The task:
Scan the lines below for the string "AKB北原里英" and copy every one that has it.

Given records:
————
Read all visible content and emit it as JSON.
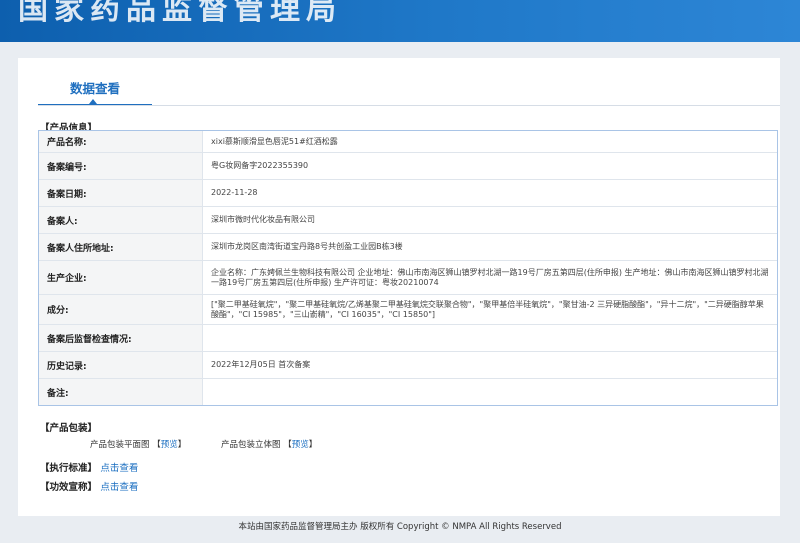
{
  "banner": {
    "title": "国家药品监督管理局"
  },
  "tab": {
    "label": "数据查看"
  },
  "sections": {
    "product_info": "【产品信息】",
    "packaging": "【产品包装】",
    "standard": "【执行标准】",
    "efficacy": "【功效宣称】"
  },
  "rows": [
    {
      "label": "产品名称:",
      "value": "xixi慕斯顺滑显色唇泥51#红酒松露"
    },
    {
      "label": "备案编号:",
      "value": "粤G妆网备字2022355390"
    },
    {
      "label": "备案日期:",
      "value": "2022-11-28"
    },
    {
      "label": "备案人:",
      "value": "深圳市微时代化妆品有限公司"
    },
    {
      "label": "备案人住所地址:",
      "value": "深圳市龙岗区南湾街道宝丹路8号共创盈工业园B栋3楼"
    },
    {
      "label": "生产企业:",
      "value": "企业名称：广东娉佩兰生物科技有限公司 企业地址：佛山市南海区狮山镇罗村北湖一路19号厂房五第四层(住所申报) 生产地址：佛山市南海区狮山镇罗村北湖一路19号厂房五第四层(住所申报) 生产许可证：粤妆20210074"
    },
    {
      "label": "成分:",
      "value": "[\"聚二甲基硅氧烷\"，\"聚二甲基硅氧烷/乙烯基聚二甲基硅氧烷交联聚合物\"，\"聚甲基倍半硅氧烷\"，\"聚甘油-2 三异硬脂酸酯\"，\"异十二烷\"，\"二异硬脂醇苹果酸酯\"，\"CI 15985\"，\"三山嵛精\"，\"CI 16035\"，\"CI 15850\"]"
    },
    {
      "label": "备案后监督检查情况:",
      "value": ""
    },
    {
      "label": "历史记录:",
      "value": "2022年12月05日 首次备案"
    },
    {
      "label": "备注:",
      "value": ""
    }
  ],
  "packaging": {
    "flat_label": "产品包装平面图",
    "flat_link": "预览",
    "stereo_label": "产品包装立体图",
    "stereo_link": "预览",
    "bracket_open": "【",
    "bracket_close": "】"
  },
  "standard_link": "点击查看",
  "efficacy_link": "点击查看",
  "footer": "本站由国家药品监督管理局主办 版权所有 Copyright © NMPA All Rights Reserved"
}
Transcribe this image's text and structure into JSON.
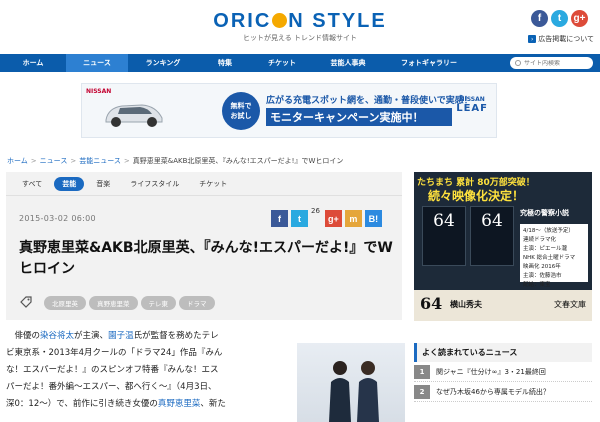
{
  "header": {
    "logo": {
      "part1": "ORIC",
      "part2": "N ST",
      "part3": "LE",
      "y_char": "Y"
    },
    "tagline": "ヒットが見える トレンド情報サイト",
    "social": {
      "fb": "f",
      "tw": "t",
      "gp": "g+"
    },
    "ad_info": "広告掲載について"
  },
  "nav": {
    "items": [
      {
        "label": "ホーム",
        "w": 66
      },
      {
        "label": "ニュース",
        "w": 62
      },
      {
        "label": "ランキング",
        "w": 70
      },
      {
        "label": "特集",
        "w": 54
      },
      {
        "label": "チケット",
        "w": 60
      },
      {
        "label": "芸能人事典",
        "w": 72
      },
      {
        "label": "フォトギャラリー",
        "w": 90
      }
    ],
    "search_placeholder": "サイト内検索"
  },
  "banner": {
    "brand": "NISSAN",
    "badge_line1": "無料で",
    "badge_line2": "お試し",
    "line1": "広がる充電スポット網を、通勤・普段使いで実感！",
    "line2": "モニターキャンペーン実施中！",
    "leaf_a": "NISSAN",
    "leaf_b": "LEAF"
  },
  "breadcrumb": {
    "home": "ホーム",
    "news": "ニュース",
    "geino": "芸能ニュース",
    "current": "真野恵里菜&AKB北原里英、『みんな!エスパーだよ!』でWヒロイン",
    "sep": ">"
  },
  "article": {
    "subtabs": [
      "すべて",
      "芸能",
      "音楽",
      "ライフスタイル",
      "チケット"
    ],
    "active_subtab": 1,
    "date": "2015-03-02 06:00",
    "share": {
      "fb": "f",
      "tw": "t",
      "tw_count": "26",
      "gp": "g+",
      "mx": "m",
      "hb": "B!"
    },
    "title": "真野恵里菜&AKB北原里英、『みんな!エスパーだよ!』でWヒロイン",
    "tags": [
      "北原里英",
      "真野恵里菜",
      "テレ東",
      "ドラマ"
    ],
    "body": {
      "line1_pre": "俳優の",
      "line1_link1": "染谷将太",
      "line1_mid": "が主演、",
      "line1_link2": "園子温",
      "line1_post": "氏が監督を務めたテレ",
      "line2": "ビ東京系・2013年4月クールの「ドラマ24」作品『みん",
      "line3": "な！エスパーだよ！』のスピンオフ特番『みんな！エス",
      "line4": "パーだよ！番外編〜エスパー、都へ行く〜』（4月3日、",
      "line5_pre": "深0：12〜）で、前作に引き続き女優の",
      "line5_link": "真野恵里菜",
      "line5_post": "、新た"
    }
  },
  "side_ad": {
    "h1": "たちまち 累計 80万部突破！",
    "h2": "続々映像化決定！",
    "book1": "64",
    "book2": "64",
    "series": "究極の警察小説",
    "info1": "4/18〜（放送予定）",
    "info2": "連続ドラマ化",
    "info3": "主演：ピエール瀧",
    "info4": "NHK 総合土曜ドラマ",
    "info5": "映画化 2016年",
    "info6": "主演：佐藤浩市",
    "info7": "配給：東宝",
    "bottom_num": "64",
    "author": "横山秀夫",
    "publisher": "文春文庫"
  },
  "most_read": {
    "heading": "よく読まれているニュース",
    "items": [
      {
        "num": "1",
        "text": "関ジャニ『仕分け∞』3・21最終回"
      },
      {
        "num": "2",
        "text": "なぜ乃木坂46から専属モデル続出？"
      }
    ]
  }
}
————
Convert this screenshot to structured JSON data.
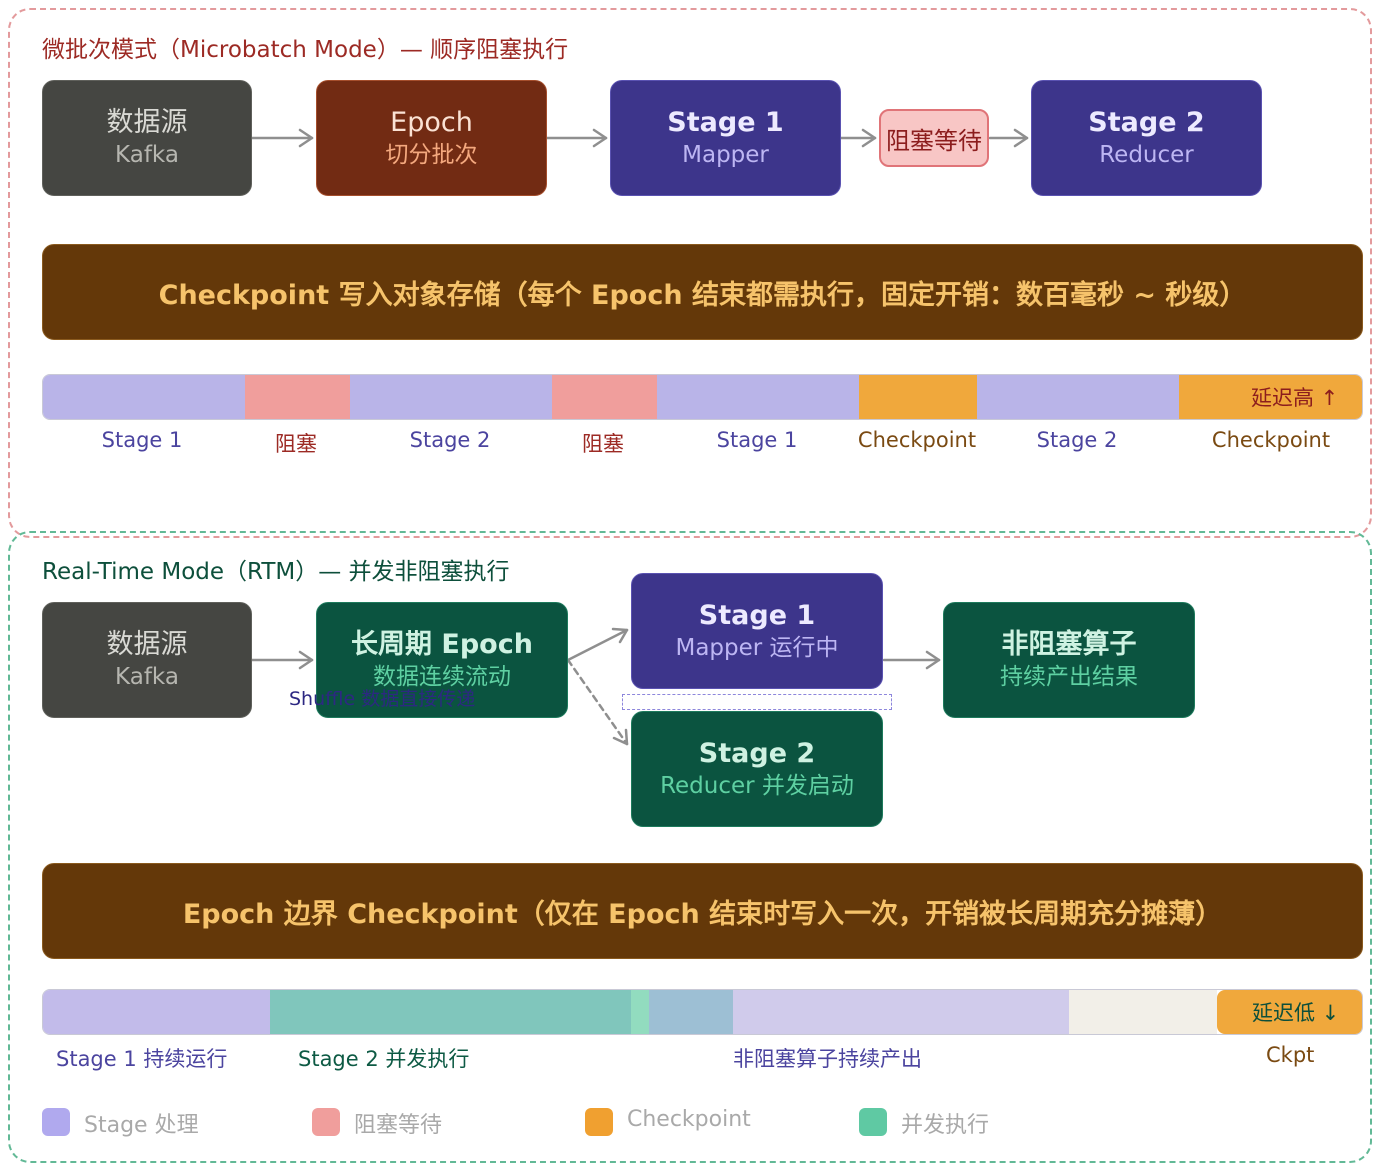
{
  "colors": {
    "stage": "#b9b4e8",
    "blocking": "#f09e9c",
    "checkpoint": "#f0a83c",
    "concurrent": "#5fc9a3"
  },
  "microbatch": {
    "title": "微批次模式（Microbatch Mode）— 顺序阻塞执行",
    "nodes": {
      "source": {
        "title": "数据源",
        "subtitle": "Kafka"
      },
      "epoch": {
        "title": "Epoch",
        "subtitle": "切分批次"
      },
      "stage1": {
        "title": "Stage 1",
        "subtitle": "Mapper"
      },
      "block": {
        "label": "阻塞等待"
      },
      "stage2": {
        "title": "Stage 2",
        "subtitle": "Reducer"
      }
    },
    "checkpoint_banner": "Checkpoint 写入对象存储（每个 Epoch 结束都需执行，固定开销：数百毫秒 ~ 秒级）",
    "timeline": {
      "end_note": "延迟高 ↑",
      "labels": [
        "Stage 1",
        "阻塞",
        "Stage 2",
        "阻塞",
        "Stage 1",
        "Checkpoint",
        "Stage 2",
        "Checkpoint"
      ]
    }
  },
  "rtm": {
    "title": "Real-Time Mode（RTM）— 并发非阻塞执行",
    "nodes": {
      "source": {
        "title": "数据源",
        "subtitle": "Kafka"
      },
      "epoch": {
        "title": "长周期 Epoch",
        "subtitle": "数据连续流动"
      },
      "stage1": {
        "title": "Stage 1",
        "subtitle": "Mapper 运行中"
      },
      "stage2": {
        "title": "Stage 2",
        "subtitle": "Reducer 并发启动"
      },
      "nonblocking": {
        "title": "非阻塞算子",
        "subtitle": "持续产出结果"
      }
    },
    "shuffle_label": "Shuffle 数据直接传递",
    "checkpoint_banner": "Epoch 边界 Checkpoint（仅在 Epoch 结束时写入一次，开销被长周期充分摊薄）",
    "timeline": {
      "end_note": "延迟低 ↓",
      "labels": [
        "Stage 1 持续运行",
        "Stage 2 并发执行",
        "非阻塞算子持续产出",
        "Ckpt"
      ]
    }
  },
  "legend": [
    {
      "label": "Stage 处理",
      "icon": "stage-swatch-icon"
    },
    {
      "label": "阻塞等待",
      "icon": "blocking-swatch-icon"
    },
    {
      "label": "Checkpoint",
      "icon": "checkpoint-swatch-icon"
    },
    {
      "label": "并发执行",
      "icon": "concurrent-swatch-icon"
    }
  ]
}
————
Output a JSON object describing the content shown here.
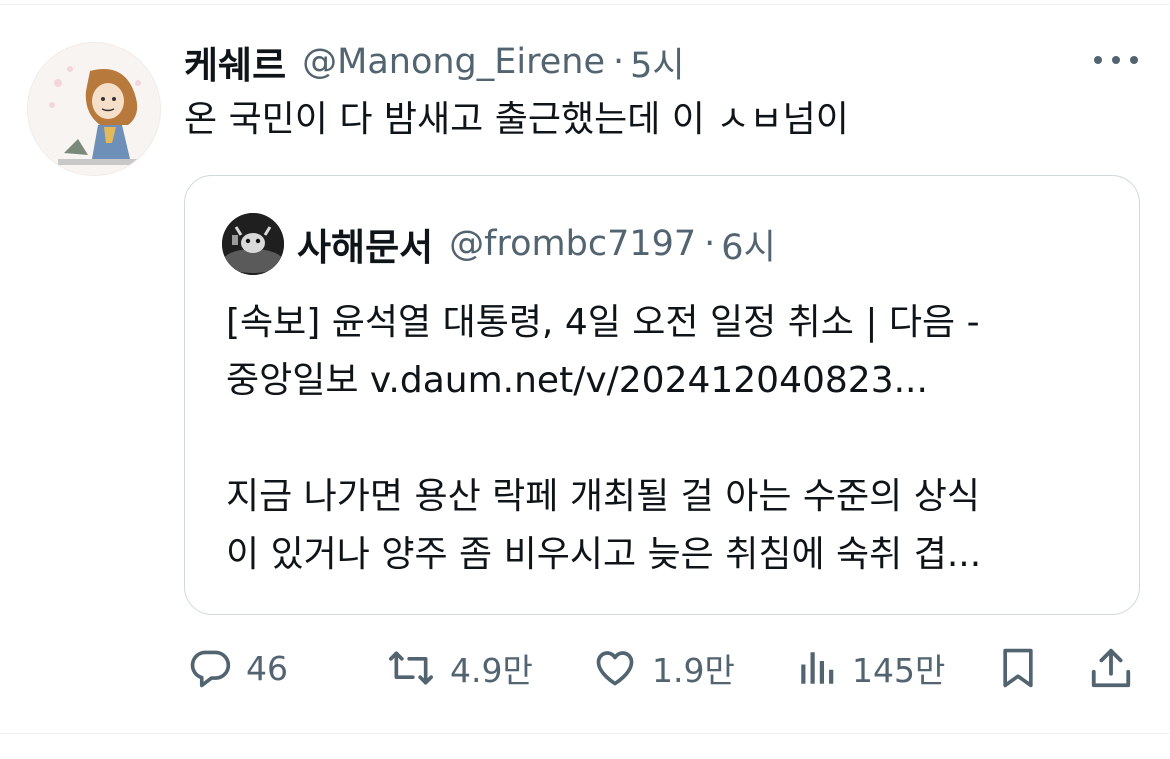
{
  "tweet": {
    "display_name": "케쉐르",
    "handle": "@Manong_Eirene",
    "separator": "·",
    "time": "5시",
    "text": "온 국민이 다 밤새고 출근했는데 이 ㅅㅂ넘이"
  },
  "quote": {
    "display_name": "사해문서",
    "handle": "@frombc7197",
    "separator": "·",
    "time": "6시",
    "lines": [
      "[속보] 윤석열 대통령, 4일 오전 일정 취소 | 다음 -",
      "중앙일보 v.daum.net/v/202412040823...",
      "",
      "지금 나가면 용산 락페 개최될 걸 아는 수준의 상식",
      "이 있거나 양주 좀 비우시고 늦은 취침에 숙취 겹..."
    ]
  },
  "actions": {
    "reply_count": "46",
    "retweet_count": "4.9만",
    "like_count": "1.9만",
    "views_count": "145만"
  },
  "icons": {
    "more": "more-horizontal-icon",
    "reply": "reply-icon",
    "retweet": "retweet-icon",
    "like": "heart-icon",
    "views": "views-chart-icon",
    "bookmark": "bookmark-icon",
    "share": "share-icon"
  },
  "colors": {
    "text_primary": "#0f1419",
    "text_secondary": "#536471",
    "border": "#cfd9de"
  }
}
————
Output of the task:
    "current": "真野恵里菜&AKB北原里英、『みんな!エスパーだよ!』でWヒロイン",
    "title": "真野恵里菜&AKB北原里英、『みんな!エスパーだよ!』でWヒロイン",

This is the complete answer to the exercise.